● DATA SHOWN:
========================
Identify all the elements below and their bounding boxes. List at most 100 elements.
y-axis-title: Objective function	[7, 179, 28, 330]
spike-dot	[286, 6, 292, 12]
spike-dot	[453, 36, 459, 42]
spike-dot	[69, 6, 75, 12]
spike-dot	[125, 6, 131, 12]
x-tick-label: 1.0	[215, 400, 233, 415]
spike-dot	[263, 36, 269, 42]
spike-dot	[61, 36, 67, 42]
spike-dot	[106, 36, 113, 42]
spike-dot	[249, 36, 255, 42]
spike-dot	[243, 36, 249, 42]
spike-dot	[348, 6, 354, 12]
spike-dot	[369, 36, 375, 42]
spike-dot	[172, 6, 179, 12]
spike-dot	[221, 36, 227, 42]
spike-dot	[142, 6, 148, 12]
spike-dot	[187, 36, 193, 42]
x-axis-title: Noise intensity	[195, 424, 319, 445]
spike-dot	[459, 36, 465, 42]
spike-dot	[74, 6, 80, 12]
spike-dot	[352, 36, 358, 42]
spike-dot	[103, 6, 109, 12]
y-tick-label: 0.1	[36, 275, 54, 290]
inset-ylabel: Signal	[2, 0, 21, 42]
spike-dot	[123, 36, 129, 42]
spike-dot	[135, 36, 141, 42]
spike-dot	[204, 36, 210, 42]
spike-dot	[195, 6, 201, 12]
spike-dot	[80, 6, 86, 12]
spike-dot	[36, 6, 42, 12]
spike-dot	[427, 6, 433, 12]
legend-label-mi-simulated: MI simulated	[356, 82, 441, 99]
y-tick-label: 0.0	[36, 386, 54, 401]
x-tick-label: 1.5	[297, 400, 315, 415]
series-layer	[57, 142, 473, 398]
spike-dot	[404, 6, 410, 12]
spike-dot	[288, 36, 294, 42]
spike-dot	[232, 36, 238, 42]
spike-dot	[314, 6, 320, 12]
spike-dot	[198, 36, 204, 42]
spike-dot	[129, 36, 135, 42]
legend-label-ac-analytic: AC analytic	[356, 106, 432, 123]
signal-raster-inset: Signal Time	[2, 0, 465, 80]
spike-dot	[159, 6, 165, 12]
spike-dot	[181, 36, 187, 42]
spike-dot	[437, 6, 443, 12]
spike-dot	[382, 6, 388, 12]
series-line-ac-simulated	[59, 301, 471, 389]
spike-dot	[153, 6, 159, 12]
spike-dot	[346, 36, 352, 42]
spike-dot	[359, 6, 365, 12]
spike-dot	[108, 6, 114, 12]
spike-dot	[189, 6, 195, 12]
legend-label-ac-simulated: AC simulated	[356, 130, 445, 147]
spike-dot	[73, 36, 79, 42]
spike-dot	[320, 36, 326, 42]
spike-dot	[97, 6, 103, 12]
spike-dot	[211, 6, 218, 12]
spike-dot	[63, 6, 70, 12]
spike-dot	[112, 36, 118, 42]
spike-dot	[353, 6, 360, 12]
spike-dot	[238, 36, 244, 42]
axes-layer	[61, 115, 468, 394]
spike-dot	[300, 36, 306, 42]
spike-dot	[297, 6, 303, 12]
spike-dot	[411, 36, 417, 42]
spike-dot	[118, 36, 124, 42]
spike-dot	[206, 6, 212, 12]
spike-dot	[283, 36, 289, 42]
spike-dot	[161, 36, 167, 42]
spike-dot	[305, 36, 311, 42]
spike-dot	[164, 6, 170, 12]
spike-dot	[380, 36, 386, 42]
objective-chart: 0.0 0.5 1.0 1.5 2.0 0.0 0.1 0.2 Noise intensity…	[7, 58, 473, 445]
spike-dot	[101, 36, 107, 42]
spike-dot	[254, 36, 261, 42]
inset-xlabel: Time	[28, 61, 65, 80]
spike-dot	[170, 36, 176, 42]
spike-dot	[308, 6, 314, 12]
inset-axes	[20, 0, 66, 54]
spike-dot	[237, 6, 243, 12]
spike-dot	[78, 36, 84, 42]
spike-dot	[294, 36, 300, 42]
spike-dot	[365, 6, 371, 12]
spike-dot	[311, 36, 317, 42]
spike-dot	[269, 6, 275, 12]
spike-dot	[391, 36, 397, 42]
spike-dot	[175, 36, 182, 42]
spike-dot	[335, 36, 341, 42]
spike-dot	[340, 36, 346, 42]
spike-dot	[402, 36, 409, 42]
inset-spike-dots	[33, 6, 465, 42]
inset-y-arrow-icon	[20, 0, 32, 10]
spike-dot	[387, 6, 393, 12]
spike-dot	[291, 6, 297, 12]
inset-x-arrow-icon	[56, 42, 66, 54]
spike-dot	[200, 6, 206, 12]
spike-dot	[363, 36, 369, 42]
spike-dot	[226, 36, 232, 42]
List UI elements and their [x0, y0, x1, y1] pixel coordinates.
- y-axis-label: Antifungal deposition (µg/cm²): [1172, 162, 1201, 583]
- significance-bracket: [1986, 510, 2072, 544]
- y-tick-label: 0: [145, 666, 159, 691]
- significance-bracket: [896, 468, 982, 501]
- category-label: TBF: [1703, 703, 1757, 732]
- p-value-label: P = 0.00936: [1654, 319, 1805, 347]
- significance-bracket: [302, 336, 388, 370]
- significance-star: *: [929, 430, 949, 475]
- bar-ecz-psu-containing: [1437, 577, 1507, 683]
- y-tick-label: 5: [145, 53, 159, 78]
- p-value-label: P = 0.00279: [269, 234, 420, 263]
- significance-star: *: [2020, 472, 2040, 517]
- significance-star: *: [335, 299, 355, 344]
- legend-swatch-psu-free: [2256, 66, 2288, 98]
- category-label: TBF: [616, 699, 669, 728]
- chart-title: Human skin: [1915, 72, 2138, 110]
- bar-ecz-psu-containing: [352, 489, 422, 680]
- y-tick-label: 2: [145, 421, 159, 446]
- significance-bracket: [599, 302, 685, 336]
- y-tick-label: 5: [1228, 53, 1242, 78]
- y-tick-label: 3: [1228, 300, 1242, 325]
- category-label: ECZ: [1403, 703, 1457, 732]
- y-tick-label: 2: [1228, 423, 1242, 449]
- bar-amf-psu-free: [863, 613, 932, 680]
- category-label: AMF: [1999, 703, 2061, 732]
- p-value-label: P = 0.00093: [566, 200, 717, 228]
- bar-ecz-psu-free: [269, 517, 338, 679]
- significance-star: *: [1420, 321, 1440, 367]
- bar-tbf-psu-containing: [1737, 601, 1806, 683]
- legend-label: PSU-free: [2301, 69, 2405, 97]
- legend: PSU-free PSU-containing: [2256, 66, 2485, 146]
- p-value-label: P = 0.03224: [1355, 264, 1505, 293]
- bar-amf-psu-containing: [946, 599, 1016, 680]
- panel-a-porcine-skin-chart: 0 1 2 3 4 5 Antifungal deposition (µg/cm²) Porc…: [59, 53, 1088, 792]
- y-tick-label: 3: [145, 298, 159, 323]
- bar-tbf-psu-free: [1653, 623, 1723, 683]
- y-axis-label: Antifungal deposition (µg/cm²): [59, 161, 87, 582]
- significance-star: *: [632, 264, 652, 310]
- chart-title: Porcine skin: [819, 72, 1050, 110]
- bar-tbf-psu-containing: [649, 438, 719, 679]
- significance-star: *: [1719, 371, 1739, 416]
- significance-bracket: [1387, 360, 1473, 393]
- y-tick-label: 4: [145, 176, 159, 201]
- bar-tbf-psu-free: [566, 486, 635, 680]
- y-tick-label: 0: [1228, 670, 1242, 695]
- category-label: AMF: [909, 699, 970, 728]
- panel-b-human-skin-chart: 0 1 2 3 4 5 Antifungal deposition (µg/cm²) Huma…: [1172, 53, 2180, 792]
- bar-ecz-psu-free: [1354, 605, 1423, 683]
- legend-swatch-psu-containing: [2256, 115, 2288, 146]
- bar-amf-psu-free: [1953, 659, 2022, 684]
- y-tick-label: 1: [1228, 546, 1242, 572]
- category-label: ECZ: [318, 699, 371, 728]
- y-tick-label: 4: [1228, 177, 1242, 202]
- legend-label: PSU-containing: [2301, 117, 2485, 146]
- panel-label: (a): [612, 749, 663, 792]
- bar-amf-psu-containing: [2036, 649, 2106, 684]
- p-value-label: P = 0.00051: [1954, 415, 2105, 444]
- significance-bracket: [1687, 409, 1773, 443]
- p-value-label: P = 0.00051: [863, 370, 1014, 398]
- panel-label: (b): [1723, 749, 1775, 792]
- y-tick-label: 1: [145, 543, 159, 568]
========================
Reproduce the records above word for word, from the first line through the line containing "6, 159, 12]", including that line.

● RESPONSE FOR THIS EXERCISE:
Identify all the elements below and their bounding boxes. List at most 100 elements.
y-axis-title: Objective function	[7, 179, 28, 330]
spike-dot	[286, 6, 292, 12]
spike-dot	[453, 36, 459, 42]
spike-dot	[69, 6, 75, 12]
spike-dot	[125, 6, 131, 12]
x-tick-label: 1.0	[215, 400, 233, 415]
spike-dot	[263, 36, 269, 42]
spike-dot	[61, 36, 67, 42]
spike-dot	[106, 36, 113, 42]
spike-dot	[249, 36, 255, 42]
spike-dot	[243, 36, 249, 42]
spike-dot	[348, 6, 354, 12]
spike-dot	[369, 36, 375, 42]
spike-dot	[172, 6, 179, 12]
spike-dot	[221, 36, 227, 42]
spike-dot	[142, 6, 148, 12]
spike-dot	[187, 36, 193, 42]
x-axis-title: Noise intensity	[195, 424, 319, 445]
spike-dot	[459, 36, 465, 42]
spike-dot	[74, 6, 80, 12]
spike-dot	[352, 36, 358, 42]
spike-dot	[103, 6, 109, 12]
y-tick-label: 0.1	[36, 275, 54, 290]
inset-ylabel: Signal	[2, 0, 21, 42]
spike-dot	[123, 36, 129, 42]
spike-dot	[135, 36, 141, 42]
spike-dot	[204, 36, 210, 42]
spike-dot	[195, 6, 201, 12]
spike-dot	[80, 6, 86, 12]
spike-dot	[36, 6, 42, 12]
spike-dot	[427, 6, 433, 12]
legend-label-mi-simulated: MI simulated	[356, 82, 441, 99]
y-tick-label: 0.0	[36, 386, 54, 401]
x-tick-label: 1.5	[297, 400, 315, 415]
series-layer	[57, 142, 473, 398]
spike-dot	[404, 6, 410, 12]
spike-dot	[288, 36, 294, 42]
spike-dot	[232, 36, 238, 42]
spike-dot	[314, 6, 320, 12]
spike-dot	[198, 36, 204, 42]
spike-dot	[129, 36, 135, 42]
legend-label-ac-analytic: AC analytic	[356, 106, 432, 123]
signal-raster-inset: Signal Time	[2, 0, 465, 80]
spike-dot	[159, 6, 165, 12]
spike-dot	[181, 36, 187, 42]
spike-dot	[437, 6, 443, 12]
spike-dot	[382, 6, 388, 12]
series-line-ac-simulated	[59, 301, 471, 389]
spike-dot	[153, 6, 159, 12]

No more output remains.